_Instruction_. Extract all lines that hold the string "caption".

(Data listing)
[BEGIN]
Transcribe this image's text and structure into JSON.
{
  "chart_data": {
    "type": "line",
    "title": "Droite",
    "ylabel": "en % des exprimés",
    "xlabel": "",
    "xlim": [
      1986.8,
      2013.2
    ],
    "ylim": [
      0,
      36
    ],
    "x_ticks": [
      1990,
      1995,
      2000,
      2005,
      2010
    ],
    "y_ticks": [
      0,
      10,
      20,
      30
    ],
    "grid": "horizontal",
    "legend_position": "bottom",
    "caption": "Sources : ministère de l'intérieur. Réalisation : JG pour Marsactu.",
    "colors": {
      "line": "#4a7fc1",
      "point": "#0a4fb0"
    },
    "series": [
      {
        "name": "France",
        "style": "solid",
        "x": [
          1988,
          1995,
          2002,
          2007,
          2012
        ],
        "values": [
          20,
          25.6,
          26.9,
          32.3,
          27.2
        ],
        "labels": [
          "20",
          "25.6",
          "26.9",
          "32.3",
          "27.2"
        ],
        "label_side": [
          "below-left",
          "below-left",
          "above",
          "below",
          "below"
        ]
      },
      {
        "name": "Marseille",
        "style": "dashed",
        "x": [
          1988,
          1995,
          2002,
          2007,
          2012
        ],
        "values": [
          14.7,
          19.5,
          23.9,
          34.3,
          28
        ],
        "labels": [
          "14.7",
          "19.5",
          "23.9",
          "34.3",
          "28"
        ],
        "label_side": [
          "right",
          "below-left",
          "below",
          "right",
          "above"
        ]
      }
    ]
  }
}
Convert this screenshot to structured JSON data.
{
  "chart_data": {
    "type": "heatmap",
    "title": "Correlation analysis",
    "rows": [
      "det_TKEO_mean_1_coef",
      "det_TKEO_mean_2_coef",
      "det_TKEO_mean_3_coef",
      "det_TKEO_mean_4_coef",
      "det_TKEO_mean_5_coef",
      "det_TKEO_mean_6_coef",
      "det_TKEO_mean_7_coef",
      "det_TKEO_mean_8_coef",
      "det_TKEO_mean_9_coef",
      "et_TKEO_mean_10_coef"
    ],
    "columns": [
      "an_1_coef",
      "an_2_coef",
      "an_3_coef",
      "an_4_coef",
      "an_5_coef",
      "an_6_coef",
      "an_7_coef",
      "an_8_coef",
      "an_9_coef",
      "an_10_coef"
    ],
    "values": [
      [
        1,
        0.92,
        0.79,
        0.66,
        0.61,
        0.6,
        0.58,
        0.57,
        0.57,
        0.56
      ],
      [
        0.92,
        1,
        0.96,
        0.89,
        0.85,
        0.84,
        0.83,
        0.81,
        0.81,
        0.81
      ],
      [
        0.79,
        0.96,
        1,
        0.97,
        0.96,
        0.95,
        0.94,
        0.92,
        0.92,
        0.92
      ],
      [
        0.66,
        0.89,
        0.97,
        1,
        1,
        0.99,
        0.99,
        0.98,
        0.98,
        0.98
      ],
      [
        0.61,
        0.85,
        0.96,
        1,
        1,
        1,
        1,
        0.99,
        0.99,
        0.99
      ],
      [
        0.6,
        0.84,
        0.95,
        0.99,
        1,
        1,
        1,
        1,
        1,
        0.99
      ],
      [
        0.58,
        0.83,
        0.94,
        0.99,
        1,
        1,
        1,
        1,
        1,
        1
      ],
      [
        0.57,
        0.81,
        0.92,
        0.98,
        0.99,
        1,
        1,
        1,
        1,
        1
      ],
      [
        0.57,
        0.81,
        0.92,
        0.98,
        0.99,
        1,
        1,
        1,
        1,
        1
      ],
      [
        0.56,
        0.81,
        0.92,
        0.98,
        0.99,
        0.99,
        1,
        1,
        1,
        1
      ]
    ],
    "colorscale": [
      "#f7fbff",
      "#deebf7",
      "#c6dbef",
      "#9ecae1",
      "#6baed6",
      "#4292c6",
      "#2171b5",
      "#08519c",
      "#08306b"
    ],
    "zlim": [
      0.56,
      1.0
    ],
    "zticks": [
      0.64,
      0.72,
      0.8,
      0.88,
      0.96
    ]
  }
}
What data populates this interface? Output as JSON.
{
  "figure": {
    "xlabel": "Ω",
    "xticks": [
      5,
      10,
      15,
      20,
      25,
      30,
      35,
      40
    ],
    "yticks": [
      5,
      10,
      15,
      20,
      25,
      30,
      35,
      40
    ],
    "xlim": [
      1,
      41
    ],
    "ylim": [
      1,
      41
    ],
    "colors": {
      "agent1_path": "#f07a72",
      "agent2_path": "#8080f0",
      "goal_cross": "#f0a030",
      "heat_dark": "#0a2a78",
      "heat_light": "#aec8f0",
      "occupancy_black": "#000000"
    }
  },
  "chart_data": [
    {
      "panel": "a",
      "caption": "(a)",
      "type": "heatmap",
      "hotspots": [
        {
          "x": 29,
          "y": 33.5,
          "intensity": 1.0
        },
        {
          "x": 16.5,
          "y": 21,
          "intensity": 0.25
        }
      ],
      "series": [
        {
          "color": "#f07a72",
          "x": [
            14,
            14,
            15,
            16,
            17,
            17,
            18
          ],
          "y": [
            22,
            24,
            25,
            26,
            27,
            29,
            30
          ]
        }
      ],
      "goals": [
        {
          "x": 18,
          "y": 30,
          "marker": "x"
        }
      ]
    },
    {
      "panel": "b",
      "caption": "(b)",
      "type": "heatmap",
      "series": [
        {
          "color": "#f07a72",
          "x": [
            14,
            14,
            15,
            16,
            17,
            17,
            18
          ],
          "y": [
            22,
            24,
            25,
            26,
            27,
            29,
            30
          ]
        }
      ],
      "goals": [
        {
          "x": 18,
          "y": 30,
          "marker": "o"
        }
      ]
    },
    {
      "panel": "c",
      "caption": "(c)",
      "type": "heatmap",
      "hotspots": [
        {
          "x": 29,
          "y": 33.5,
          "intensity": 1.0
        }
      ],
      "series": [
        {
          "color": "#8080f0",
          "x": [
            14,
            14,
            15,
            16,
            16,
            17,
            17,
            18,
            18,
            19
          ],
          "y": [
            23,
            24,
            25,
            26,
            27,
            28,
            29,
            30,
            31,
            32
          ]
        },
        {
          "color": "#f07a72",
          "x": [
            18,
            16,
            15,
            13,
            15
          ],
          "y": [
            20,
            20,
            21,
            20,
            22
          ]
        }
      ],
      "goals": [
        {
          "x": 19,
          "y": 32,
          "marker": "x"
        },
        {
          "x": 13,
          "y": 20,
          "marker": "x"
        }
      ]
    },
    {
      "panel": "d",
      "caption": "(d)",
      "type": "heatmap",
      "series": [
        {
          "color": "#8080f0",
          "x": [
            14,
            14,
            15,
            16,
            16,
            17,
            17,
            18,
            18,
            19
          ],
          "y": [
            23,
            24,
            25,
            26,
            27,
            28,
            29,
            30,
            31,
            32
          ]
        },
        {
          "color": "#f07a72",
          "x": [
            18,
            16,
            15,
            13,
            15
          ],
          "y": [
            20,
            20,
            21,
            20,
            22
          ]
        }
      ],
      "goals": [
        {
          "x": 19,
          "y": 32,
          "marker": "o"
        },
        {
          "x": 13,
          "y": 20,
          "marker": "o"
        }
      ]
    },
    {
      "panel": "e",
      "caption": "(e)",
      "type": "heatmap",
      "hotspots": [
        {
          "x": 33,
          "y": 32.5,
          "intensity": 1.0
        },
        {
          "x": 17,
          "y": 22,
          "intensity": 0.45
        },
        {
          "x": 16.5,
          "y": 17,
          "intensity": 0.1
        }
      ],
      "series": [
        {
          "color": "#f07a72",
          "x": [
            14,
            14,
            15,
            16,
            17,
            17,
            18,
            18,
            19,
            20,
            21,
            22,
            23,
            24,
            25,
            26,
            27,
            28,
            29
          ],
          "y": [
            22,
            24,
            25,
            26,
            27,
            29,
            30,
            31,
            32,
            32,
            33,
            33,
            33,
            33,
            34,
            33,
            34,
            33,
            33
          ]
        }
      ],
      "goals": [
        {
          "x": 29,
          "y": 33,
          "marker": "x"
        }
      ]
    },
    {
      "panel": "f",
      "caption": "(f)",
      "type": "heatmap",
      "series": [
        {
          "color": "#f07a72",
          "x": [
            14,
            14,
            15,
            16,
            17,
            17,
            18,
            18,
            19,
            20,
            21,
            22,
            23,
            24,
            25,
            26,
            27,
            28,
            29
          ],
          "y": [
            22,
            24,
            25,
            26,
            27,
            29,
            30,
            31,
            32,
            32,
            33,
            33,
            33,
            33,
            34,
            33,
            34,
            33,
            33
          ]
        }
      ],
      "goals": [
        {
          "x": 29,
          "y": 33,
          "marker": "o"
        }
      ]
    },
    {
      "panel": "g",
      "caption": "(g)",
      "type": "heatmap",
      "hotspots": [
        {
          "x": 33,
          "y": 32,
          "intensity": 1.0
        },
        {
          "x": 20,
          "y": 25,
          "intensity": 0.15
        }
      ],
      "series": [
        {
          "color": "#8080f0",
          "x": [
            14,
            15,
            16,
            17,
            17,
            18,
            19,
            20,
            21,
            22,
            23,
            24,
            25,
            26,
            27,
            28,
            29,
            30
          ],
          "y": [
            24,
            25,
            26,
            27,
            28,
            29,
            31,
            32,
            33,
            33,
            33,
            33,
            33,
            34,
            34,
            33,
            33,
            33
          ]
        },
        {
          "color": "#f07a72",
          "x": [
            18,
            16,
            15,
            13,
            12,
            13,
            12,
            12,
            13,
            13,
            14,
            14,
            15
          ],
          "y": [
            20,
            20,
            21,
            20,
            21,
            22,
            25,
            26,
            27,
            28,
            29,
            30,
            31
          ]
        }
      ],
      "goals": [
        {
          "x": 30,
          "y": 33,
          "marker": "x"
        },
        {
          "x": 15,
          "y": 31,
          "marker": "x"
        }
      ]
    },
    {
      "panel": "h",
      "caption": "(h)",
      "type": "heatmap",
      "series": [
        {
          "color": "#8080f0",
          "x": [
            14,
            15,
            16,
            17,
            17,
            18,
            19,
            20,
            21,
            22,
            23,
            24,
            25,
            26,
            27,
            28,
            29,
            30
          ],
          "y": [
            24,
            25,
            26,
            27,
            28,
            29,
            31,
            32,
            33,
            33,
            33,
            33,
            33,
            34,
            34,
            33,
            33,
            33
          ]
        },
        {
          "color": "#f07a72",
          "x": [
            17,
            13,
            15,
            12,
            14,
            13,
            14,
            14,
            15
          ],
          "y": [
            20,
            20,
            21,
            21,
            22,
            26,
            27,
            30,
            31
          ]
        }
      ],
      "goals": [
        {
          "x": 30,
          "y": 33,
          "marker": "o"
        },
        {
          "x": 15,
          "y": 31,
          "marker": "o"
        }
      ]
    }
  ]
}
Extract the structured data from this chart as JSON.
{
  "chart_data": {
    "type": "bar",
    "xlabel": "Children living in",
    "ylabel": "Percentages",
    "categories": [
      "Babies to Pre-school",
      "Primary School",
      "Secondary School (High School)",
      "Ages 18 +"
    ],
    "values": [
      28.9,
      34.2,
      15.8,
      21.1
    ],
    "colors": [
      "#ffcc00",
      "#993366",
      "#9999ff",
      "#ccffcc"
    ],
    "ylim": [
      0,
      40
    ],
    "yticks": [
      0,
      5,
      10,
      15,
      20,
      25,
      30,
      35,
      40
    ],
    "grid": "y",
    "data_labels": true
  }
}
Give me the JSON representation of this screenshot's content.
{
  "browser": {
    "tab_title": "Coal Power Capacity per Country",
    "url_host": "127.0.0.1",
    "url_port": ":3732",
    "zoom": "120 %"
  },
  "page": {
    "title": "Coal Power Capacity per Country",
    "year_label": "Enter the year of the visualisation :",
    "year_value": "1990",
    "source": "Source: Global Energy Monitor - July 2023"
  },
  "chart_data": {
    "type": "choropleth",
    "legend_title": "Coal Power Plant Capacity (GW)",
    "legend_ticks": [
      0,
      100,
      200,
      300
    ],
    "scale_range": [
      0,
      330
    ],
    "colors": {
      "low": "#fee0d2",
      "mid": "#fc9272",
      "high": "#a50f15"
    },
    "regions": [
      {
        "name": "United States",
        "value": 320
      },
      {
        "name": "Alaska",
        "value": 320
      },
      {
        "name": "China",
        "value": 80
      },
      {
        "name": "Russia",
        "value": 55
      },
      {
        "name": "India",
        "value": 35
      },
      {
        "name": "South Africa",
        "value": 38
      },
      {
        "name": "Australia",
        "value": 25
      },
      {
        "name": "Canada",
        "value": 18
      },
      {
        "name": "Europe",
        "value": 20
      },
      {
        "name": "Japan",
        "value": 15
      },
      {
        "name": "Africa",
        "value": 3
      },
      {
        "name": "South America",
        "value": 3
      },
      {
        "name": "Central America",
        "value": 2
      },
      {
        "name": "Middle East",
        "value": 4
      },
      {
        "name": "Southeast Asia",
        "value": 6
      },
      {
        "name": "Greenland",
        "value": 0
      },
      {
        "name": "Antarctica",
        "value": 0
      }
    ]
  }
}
[END]
_Written response_.
    "caption": "Sources : ministère de l'intérieur. Réalisation : JG pour Marsactu.",
      "caption": "(a)",
      "caption": "(b)",
      "caption": "(c)",
      "caption": "(d)",
      "caption": "(e)",
      "caption": "(f)",
      "caption": "(g)",
      "caption": "(h)",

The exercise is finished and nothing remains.